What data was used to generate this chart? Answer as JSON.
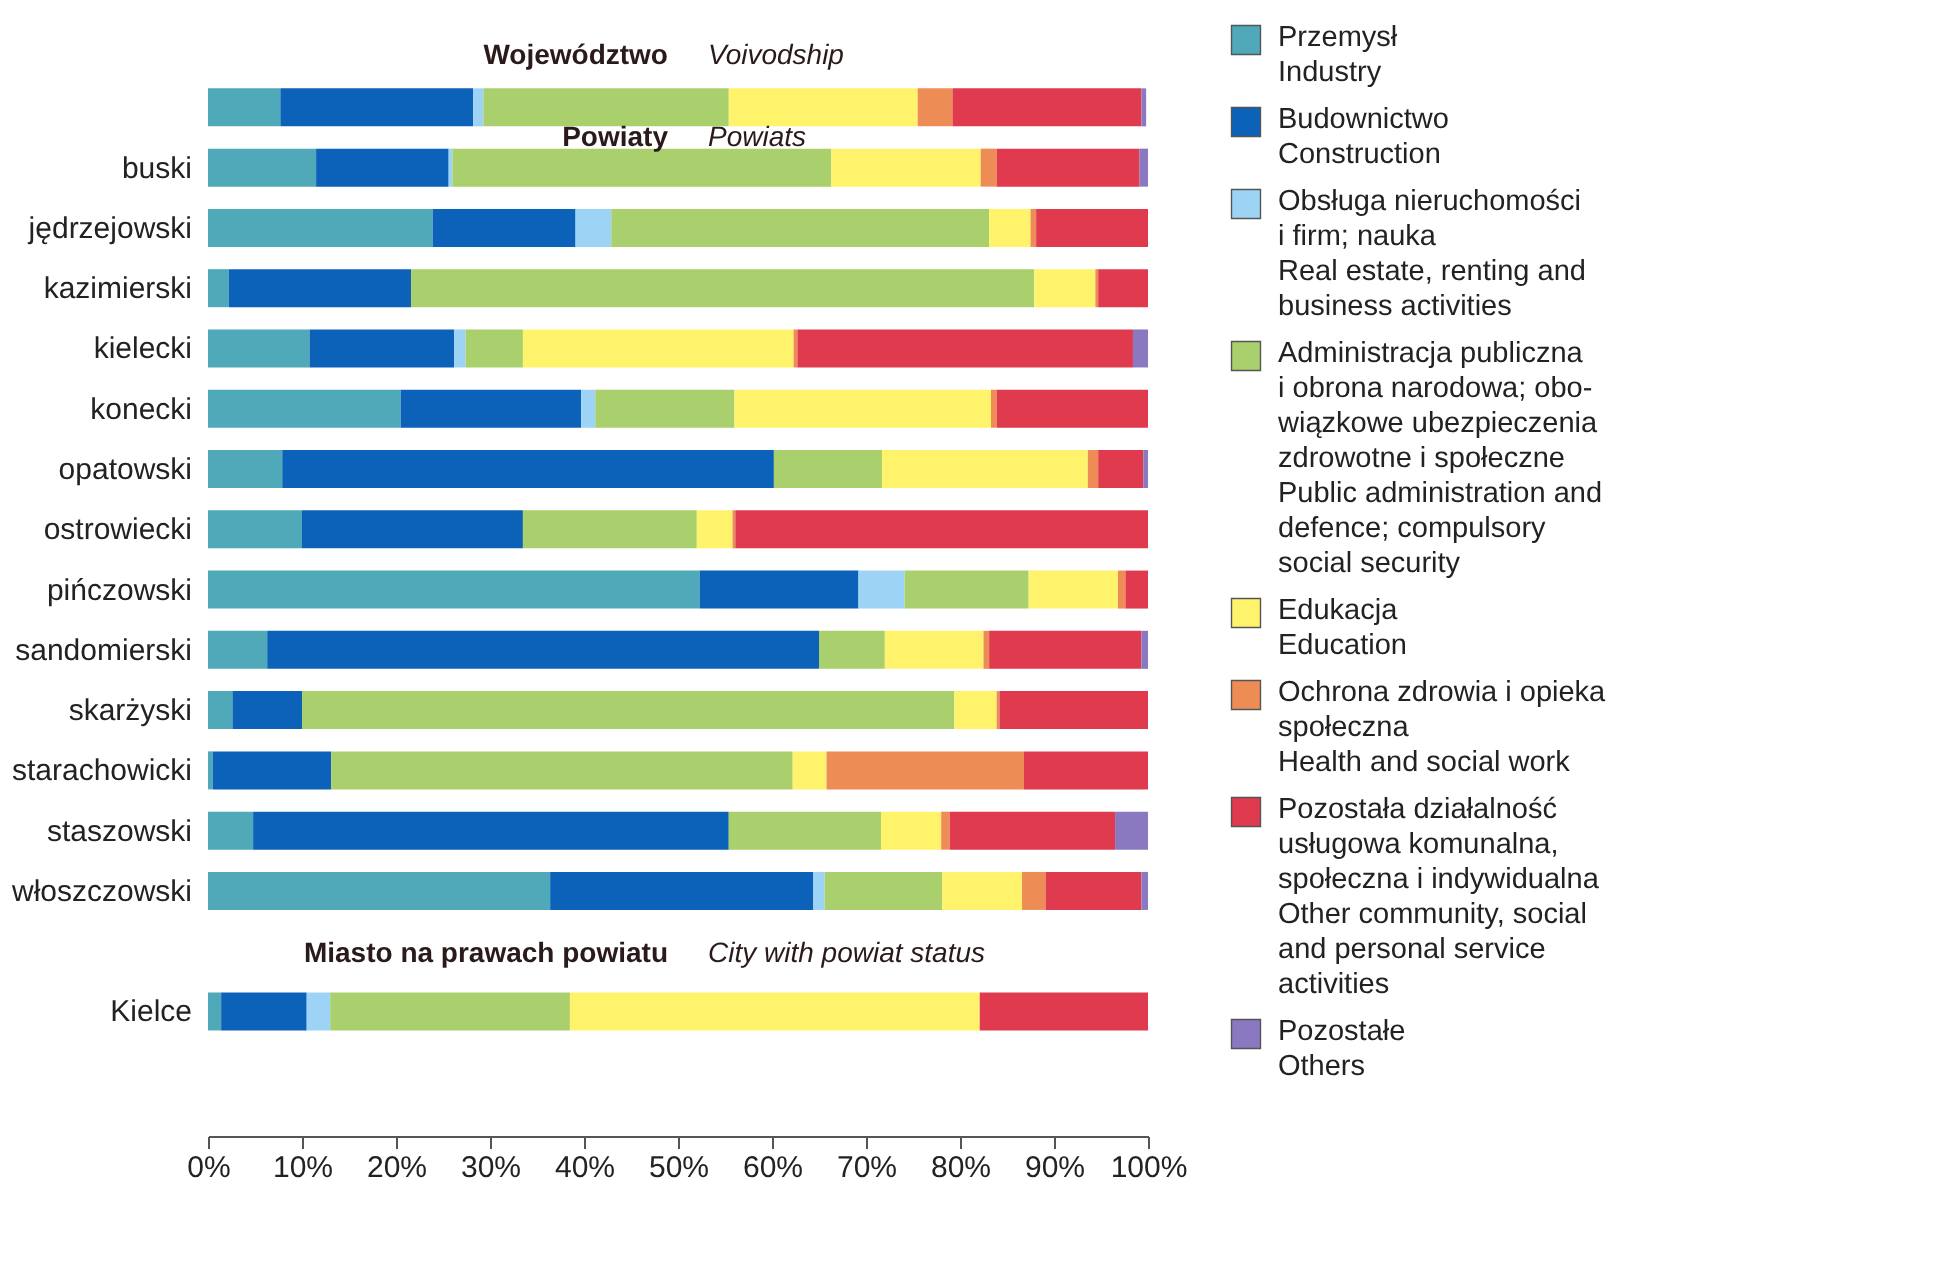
{
  "chart_data": {
    "type": "bar",
    "orientation": "horizontal",
    "stacked": true,
    "categories": [
      null,
      "buski",
      "jędrzejowski",
      "kazimierski",
      "kielecki",
      "konecki",
      "opatowski",
      "ostrowiecki",
      "pińczowski",
      "sandomierski",
      "skarżyski",
      "starachowicki",
      "staszowski",
      "włoszczowski",
      "Kielce"
    ],
    "series": [
      {
        "name": "Przemysł\nIndustry",
        "color": "#4fa9b9",
        "values": [
          7.7,
          11.5,
          23.9,
          2.2,
          10.8,
          20.5,
          7.9,
          10.0,
          52.3,
          6.3,
          2.6,
          0.5,
          4.8,
          36.4,
          1.4
        ]
      },
      {
        "name": "Budownictwo\nConstruction",
        "color": "#0b62b8",
        "values": [
          20.5,
          14.1,
          15.2,
          19.4,
          15.4,
          19.2,
          52.3,
          23.5,
          16.9,
          58.7,
          7.4,
          12.6,
          50.6,
          28.0,
          9.1
        ]
      },
      {
        "name": "Obsługa nieruchomości\ni firm; nauka\nReal estate, renting and\nbusiness activities",
        "color": "#9dd3f4",
        "values": [
          1.1,
          0.4,
          3.8,
          0,
          1.2,
          1.5,
          0,
          0,
          4.9,
          0,
          0,
          0,
          0,
          1.2,
          2.5
        ]
      },
      {
        "name": "Administracja publiczna\ni obrona narodowa; obo-\nwiązkowe ubezpieczenia\nzdrowotne i społeczne\nPublic administration and\ndefence; compulsory\nsocial security",
        "color": "#a9d06c",
        "values": [
          26.1,
          40.3,
          40.2,
          66.3,
          6.1,
          14.8,
          11.5,
          18.5,
          13.2,
          7.0,
          69.4,
          49.1,
          16.2,
          12.5,
          25.5
        ]
      },
      {
        "name": "Edukacja\nEducation",
        "color": "#fff36c",
        "values": [
          20.1,
          15.9,
          4.4,
          6.5,
          28.8,
          27.3,
          21.9,
          3.8,
          9.5,
          10.5,
          4.5,
          3.6,
          6.4,
          8.5,
          43.6
        ]
      },
      {
        "name": "Ochrona zdrowia i opieka\nspołeczna\nHealth and social work",
        "color": "#ee8c55",
        "values": [
          3.7,
          1.7,
          0.6,
          0.3,
          0.4,
          0.6,
          1.1,
          0.3,
          0.8,
          0.6,
          0.3,
          21.0,
          0.9,
          2.5,
          0
        ]
      },
      {
        "name": "Pozostała działalność\nusługowa komunalna,\nspołeczna i indywidualna\nOther community, social\nand personal service\nactivities",
        "color": "#e03a4f",
        "values": [
          20.1,
          15.2,
          11.9,
          5.3,
          35.7,
          16.1,
          4.8,
          43.9,
          2.4,
          16.2,
          15.8,
          13.2,
          17.6,
          10.2,
          17.9
        ]
      },
      {
        "name": "Pozostałe\nOthers",
        "color": "#8a79c0",
        "values": [
          0.5,
          0.9,
          0,
          0,
          1.6,
          0,
          0.5,
          0,
          0,
          0.7,
          0,
          0,
          3.5,
          0.7,
          0
        ]
      }
    ],
    "xlim": [
      0,
      100
    ],
    "xticks": [
      {
        "value": 0,
        "label": "0%"
      },
      {
        "value": 10,
        "label": "10%"
      },
      {
        "value": 20,
        "label": "20%"
      },
      {
        "value": 30,
        "label": "30%"
      },
      {
        "value": 40,
        "label": "40%"
      },
      {
        "value": 50,
        "label": "50%"
      },
      {
        "value": 60,
        "label": "60%"
      },
      {
        "value": 70,
        "label": "70%"
      },
      {
        "value": 80,
        "label": "80%"
      },
      {
        "value": 90,
        "label": "90%"
      },
      {
        "value": 100,
        "label": "100%"
      }
    ],
    "annotations": [
      "Województwo",
      "Voivodship",
      "Powiaty",
      "Powiats",
      "Miasto na prawach powiatu",
      "City with powiat status"
    ],
    "grid": false,
    "legend": "right"
  }
}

----

Except for the pictures, give all the material above again verbatim.

§ **Expected output**:
What data was used to generate this chart? Answer as JSON.
{
  "chart_data": {
    "type": "bar",
    "orientation": "horizontal",
    "stacked": true,
    "categories": [
      null,
      "buski",
      "jędrzejowski",
      "kazimierski",
      "kielecki",
      "konecki",
      "opatowski",
      "ostrowiecki",
      "pińczowski",
      "sandomierski",
      "skarżyski",
      "starachowicki",
      "staszowski",
      "włoszczowski",
      "Kielce"
    ],
    "series": [
      {
        "name": "Przemysł\nIndustry",
        "color": "#4fa9b9",
        "values": [
          7.7,
          11.5,
          23.9,
          2.2,
          10.8,
          20.5,
          7.9,
          10.0,
          52.3,
          6.3,
          2.6,
          0.5,
          4.8,
          36.4,
          1.4
        ]
      },
      {
        "name": "Budownictwo\nConstruction",
        "color": "#0b62b8",
        "values": [
          20.5,
          14.1,
          15.2,
          19.4,
          15.4,
          19.2,
          52.3,
          23.5,
          16.9,
          58.7,
          7.4,
          12.6,
          50.6,
          28.0,
          9.1
        ]
      },
      {
        "name": "Obsługa nieruchomości\ni firm; nauka\nReal estate, renting and\nbusiness activities",
        "color": "#9dd3f4",
        "values": [
          1.1,
          0.4,
          3.8,
          0,
          1.2,
          1.5,
          0,
          0,
          4.9,
          0,
          0,
          0,
          0,
          1.2,
          2.5
        ]
      },
      {
        "name": "Administracja publiczna\ni obrona narodowa; obo-\nwiązkowe ubezpieczenia\nzdrowotne i społeczne\nPublic administration and\ndefence; compulsory\nsocial security",
        "color": "#a9d06c",
        "values": [
          26.1,
          40.3,
          40.2,
          66.3,
          6.1,
          14.8,
          11.5,
          18.5,
          13.2,
          7.0,
          69.4,
          49.1,
          16.2,
          12.5,
          25.5
        ]
      },
      {
        "name": "Edukacja\nEducation",
        "color": "#fff36c",
        "values": [
          20.1,
          15.9,
          4.4,
          6.5,
          28.8,
          27.3,
          21.9,
          3.8,
          9.5,
          10.5,
          4.5,
          3.6,
          6.4,
          8.5,
          43.6
        ]
      },
      {
        "name": "Ochrona zdrowia i opieka\nspołeczna\nHealth and social work",
        "color": "#ee8c55",
        "values": [
          3.7,
          1.7,
          0.6,
          0.3,
          0.4,
          0.6,
          1.1,
          0.3,
          0.8,
          0.6,
          0.3,
          21.0,
          0.9,
          2.5,
          0
        ]
      },
      {
        "name": "Pozostała działalność\nusługowa komunalna,\nspołeczna i indywidualna\nOther community, social\nand personal service\nactivities",
        "color": "#e03a4f",
        "values": [
          20.1,
          15.2,
          11.9,
          5.3,
          35.7,
          16.1,
          4.8,
          43.9,
          2.4,
          16.2,
          15.8,
          13.2,
          17.6,
          10.2,
          17.9
        ]
      },
      {
        "name": "Pozostałe\nOthers",
        "color": "#8a79c0",
        "values": [
          0.5,
          0.9,
          0,
          0,
          1.6,
          0,
          0.5,
          0,
          0,
          0.7,
          0,
          0,
          3.5,
          0.7,
          0
        ]
      }
    ],
    "xlim": [
      0,
      100
    ],
    "xticks": [
      {
        "value": 0,
        "label": "0%"
      },
      {
        "value": 10,
        "label": "10%"
      },
      {
        "value": 20,
        "label": "20%"
      },
      {
        "value": 30,
        "label": "30%"
      },
      {
        "value": 40,
        "label": "40%"
      },
      {
        "value": 50,
        "label": "50%"
      },
      {
        "value": 60,
        "label": "60%"
      },
      {
        "value": 70,
        "label": "70%"
      },
      {
        "value": 80,
        "label": "80%"
      },
      {
        "value": 90,
        "label": "90%"
      },
      {
        "value": 100,
        "label": "100%"
      }
    ],
    "annotations": [
      "Województwo",
      "Voivodship",
      "Powiaty",
      "Powiats",
      "Miasto na prawach powiatu",
      "City with powiat status"
    ],
    "grid": false,
    "legend": "right"
  }
}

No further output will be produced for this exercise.